**Excerpt to read:**
========
I accept it's by design since your the one who wrote the code, but the design is flawed and needs fixed.
Indeed, which is why I once again agree we also need to provide the means to customize these names. But after careful consideration of what I wrote above, can you at least acknowledge why it truly is considered important in the industry that the name of a staff change when the instrument does? This really is the standard, and this standard exists for good reasons that as an academic as well as a professional music director and conductor I rely on regularly. I wouldn't just make this up, I see and live it every week or my life.
Because it is important to me to help people understand, I've gone through the Norton Anthology of Western Music - which includes scores from a variety of different eras and publishers - and tallied up all the examples I could find of ensemble scores with staff names (some don't include them at all, typical for smaller ensembles that are not "condensed").`
Weber, Der Freischutz:
"Horns I, II in D" listed on first staff of score, then abbreviated "Hr. I, II in D", then a change "in Es" at measure 39, afyer which the staff name changes to "Hr. I, II in Es". Later horns III & IV change from C to E, staff name changes same time. Same for trumpet changing from C to D at 398. And so on.
Verdi, La Traviata:
"Clar. in Do" is the abbreviated staff name at the start, but at 75 there is a change to Sib, and this is reflected in the staff name. Same when the horn change from Mi to Sol & Do at 212.
Mussorgsky, Boris Godunov
Keys of transposing instruments listed on each staff, but no changes required that I could find.
Brahms, Symphony 4, 4th movement
Starts with clarinets in A, horns in E & C, trumpets in E, no changes I could find.
Strauss, Don Quixote, theme & variations 1-2
Starts with horns in F, trumpets in D, clarinets & bass cl. in B (aka Bb, since it's German), no changes
Mahler, Kindertotenlieder 1
Clarinets & bass clarinets in B, horns in F listed at start of score, but subsequent staves don't list the tranpositions at all. There are no changes, which is too bad, as this would have been an interesting case had there been.
Schoenberg, Pierrot lunaire
Bass clarinet in B listed at beginning, staff name after that given as "B-Kl. (B)". At measure 25 changes to A clarient , after which the staff name change to "Kl. (A)".
Berg, Wozzeck Act III, Scene 3
Starts with "Kl. on B", "Hr. in F o. D". These never change, but there are are also two flute at the start that change to piccolo, and the staff name change from "1.2. Fl" to "1.2. Piccolo" after 13, where the marking "nehmen 1.u.2. Picc." appears.
Webern, Symphon, First movement
Keys not notated after beginning, no changes noted.
Stravinsky, Rite of Spring (excerpts)
Keys listed for "Cl. picc. in Re", "Cl. in Sib". "Cor. in Fa", "Tr. in Do", and "Tr. picc. in Re". Before 18, the Cl. picc. has "muta in Mib", and after that, the staff name changes to "Cl. picc. in Mib".
========
**Records:**
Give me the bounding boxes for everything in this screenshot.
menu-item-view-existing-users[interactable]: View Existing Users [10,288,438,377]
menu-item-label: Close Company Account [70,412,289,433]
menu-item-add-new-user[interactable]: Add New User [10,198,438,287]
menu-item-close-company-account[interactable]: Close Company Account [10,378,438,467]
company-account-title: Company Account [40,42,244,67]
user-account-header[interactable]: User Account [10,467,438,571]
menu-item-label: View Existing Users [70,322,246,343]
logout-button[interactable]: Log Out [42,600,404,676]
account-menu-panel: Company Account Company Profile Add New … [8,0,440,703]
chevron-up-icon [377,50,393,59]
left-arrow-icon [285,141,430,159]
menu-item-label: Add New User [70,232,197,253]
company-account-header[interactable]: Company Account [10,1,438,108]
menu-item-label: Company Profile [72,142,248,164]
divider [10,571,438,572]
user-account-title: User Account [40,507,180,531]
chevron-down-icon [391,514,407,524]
========
**How to complete this task:**
Please answer these from the post about staff names:
(a) In the entry for Verdi, La Traviata, what does the clarinet change to at 75?
(b) In the entry for Berg, Wozzeck, what do the two flutes change to?
(c) In the entry for Stravinsky, Rite of Spring, what does the staff name become after the "muta in Mib" marking?

**Expected answer:**
(a) Sib
(b) Piccolo
(c) "Cl. picc. in Mib"